START Material for this exercise
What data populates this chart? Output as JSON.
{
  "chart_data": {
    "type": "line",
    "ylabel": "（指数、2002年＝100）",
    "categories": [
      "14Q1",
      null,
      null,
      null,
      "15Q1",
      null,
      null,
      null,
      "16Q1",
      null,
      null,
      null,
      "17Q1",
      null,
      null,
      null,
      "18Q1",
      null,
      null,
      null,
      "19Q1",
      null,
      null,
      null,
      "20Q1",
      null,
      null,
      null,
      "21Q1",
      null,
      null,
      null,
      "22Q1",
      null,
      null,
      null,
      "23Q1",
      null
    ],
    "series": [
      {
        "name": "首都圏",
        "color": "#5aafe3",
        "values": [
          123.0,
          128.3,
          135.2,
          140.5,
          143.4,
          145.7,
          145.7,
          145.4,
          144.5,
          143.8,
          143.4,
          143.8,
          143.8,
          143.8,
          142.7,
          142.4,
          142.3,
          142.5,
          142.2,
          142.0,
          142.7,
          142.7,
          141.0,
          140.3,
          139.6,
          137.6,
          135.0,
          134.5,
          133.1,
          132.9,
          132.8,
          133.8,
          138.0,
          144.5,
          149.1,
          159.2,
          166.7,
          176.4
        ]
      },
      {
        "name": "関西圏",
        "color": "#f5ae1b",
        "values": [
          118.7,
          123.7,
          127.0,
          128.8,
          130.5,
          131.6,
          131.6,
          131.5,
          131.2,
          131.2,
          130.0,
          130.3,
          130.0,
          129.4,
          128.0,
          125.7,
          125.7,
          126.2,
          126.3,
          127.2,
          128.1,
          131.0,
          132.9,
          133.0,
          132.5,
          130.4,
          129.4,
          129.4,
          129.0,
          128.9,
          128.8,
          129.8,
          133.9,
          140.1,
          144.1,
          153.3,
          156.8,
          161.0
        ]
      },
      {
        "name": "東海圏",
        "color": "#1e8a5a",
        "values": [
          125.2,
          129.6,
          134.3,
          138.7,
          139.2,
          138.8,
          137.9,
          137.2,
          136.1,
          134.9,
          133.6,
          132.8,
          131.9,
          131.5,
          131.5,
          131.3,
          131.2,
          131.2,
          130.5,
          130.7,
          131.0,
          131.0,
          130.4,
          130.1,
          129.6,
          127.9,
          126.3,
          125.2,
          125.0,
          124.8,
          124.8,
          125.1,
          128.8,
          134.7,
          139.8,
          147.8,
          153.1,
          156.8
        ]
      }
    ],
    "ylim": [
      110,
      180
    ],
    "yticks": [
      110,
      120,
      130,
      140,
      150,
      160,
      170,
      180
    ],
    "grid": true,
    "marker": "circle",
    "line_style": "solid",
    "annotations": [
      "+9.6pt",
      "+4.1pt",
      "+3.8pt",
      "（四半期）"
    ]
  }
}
END Material for this exercise
### Required work
Output the listing above without altering a single character.

### Answer for the task
What data populates this chart? Output as JSON.
{
  "chart_data": {
    "type": "line",
    "ylabel": "（指数、2002年＝100）",
    "categories": [
      "14Q1",
      null,
      null,
      null,
      "15Q1",
      null,
      null,
      null,
      "16Q1",
      null,
      null,
      null,
      "17Q1",
      null,
      null,
      null,
      "18Q1",
      null,
      null,
      null,
      "19Q1",
      null,
      null,
      null,
      "20Q1",
      null,
      null,
      null,
      "21Q1",
      null,
      null,
      null,
      "22Q1",
      null,
      null,
      null,
      "23Q1",
      null
    ],
    "series": [
      {
        "name": "首都圏",
        "color": "#5aafe3",
        "values": [
          123.0,
          128.3,
          135.2,
          140.5,
          143.4,
          145.7,
          145.7,
          145.4,
          144.5,
          143.8,
          143.4,
          143.8,
          143.8,
          143.8,
          142.7,
          142.4,
          142.3,
          142.5,
          142.2,
          142.0,
          142.7,
          142.7,
          141.0,
          140.3,
          139.6,
          137.6,
          135.0,
          134.5,
          133.1,
          132.9,
          132.8,
          133.8,
          138.0,
          144.5,
          149.1,
          159.2,
          166.7,
          176.4
        ]
      },
      {
        "name": "関西圏",
        "color": "#f5ae1b",
        "values": [
          118.7,
          123.7,
          127.0,
          128.8,
          130.5,
          131.6,
          131.6,
          131.5,
          131.2,
          131.2,
          130.0,
          130.3,
          130.0,
          129.4,
          128.0,
          125.7,
          125.7,
          126.2,
          126.3,
          127.2,
          128.1,
          131.0,
          132.9,
          133.0,
          132.5,
          130.4,
          129.4,
          129.4,
          129.0,
          128.9,
          128.8,
          129.8,
          133.9,
          140.1,
          144.1,
          153.3,
          156.8,
          161.0
        ]
      },
      {
        "name": "東海圏",
        "color": "#1e8a5a",
        "values": [
          125.2,
          129.6,
          134.3,
          138.7,
          139.2,
          138.8,
          137.9,
          137.2,
          136.1,
          134.9,
          133.6,
          132.8,
          131.9,
          131.5,
          131.5,
          131.3,
          131.2,
          131.2,
          130.5,
          130.7,
          131.0,
          131.0,
          130.4,
          130.1,
          129.6,
          127.9,
          126.3,
          125.2,
          125.0,
          124.8,
          124.8,
          125.1,
          128.8,
          134.7,
          139.8,
          147.8,
          153.1,
          156.8
        ]
      }
    ],
    "ylim": [
      110,
      180
    ],
    "yticks": [
      110,
      120,
      130,
      140,
      150,
      160,
      170,
      180
    ],
    "grid": true,
    "marker": "circle",
    "line_style": "solid",
    "annotations": [
      "+9.6pt",
      "+4.1pt",
      "+3.8pt",
      "（四半期）"
    ]
  }
}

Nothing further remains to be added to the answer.